→ **WHAT THIS TASK INVOLVES**:
Copy out every record precisely.

→ **ITEMS**:
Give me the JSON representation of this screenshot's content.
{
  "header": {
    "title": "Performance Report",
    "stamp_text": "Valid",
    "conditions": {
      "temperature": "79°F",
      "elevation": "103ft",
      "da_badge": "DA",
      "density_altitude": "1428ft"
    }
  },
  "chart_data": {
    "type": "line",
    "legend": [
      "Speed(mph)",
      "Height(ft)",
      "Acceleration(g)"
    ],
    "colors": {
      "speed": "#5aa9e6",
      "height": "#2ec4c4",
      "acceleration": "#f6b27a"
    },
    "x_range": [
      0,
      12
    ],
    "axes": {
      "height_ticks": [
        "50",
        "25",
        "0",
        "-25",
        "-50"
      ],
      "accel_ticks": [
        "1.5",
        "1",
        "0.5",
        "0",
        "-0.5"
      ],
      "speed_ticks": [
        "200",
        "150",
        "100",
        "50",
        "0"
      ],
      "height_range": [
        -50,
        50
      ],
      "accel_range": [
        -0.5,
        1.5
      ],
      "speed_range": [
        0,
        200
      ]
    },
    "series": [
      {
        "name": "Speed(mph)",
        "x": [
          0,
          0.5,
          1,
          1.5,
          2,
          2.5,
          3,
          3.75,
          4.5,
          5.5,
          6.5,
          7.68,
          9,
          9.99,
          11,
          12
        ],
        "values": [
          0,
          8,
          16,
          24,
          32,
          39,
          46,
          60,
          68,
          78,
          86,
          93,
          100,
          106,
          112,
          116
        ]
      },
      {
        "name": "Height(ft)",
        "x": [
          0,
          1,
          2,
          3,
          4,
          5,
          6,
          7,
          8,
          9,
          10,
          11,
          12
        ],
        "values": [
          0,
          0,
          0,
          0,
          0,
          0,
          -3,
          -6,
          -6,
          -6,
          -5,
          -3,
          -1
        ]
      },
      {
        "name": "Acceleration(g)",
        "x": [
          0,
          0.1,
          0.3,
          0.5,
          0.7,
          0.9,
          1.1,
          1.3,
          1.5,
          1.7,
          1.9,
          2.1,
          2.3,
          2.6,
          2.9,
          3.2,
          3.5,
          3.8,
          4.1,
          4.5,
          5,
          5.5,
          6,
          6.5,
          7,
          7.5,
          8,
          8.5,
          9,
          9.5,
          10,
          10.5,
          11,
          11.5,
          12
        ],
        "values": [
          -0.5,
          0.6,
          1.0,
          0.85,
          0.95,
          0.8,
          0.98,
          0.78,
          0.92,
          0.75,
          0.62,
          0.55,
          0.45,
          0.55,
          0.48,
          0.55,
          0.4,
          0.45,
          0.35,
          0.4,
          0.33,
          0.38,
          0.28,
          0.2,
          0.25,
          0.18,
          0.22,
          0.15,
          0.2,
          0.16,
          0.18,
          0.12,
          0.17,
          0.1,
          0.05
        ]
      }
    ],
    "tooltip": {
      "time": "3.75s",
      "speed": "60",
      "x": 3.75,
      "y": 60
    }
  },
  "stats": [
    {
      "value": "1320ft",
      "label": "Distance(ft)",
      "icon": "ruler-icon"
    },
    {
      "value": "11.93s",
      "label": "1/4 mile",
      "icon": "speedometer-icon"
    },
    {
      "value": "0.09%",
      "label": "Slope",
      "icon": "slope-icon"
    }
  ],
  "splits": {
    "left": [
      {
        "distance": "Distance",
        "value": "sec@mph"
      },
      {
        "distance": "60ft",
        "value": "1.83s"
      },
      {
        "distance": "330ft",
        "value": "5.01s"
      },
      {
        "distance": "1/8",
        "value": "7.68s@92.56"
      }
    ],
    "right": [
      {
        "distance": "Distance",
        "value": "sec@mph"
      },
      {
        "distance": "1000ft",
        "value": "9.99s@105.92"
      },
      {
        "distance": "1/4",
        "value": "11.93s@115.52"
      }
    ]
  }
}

→ **SOLVED EXERCISE**:
Give me the JSON representation of this screenshot's content.
{
  "header": {
    "title": "Performance Report",
    "stamp_text": "Valid",
    "conditions": {
      "temperature": "79°F",
      "elevation": "103ft",
      "da_badge": "DA",
      "density_altitude": "1428ft"
    }
  },
  "chart_data": {
    "type": "line",
    "legend": [
      "Speed(mph)",
      "Height(ft)",
      "Acceleration(g)"
    ],
    "colors": {
      "speed": "#5aa9e6",
      "height": "#2ec4c4",
      "acceleration": "#f6b27a"
    },
    "x_range": [
      0,
      12
    ],
    "axes": {
      "height_ticks": [
        "50",
        "25",
        "0",
        "-25",
        "-50"
      ],
      "accel_ticks": [
        "1.5",
        "1",
        "0.5",
        "0",
        "-0.5"
      ],
      "speed_ticks": [
        "200",
        "150",
        "100",
        "50",
        "0"
      ],
      "height_range": [
        -50,
        50
      ],
      "accel_range": [
        -0.5,
        1.5
      ],
      "speed_range": [
        0,
        200
      ]
    },
    "series": [
      {
        "name": "Speed(mph)",
        "x": [
          0,
          0.5,
          1,
          1.5,
          2,
          2.5,
          3,
          3.75,
          4.5,
          5.5,
          6.5,
          7.68,
          9,
          9.99,
          11,
          12
        ],
        "values": [
          0,
          8,
          16,
          24,
          32,
          39,
          46,
          60,
          68,
          78,
          86,
          93,
          100,
          106,
          112,
          116
        ]
      },
      {
        "name": "Height(ft)",
        "x": [
          0,
          1,
          2,
          3,
          4,
          5,
          6,
          7,
          8,
          9,
          10,
          11,
          12
        ],
        "values": [
          0,
          0,
          0,
          0,
          0,
          0,
          -3,
          -6,
          -6,
          -6,
          -5,
          -3,
          -1
        ]
      },
      {
        "name": "Acceleration(g)",
        "x": [
          0,
          0.1,
          0.3,
          0.5,
          0.7,
          0.9,
          1.1,
          1.3,
          1.5,
          1.7,
          1.9,
          2.1,
          2.3,
          2.6,
          2.9,
          3.2,
          3.5,
          3.8,
          4.1,
          4.5,
          5,
          5.5,
          6,
          6.5,
          7,
          7.5,
          8,
          8.5,
          9,
          9.5,
          10,
          10.5,
          11,
          11.5,
          12
        ],
        "values": [
          -0.5,
          0.6,
          1.0,
          0.85,
          0.95,
          0.8,
          0.98,
          0.78,
          0.92,
          0.75,
          0.62,
          0.55,
          0.45,
          0.55,
          0.48,
          0.55,
          0.4,
          0.45,
          0.35,
          0.4,
          0.33,
          0.38,
          0.28,
          0.2,
          0.25,
          0.18,
          0.22,
          0.15,
          0.2,
          0.16,
          0.18,
          0.12,
          0.17,
          0.1,
          0.05
        ]
      }
    ],
    "tooltip": {
      "time": "3.75s",
      "speed": "60",
      "x": 3.75,
      "y": 60
    }
  },
  "stats": [
    {
      "value": "1320ft",
      "label": "Distance(ft)",
      "icon": "ruler-icon"
    },
    {
      "value": "11.93s",
      "label": "1/4 mile",
      "icon": "speedometer-icon"
    },
    {
      "value": "0.09%",
      "label": "Slope",
      "icon": "slope-icon"
    }
  ],
  "splits": {
    "left": [
      {
        "distance": "Distance",
        "value": "sec@mph"
      },
      {
        "distance": "60ft",
        "value": "1.83s"
      },
      {
        "distance": "330ft",
        "value": "5.01s"
      },
      {
        "distance": "1/8",
        "value": "7.68s@92.56"
      }
    ],
    "right": [
      {
        "distance": "Distance",
        "value": "sec@mph"
      },
      {
        "distance": "1000ft",
        "value": "9.99s@105.92"
      },
      {
        "distance": "1/4",
        "value": "11.93s@115.52"
      }
    ]
  }
}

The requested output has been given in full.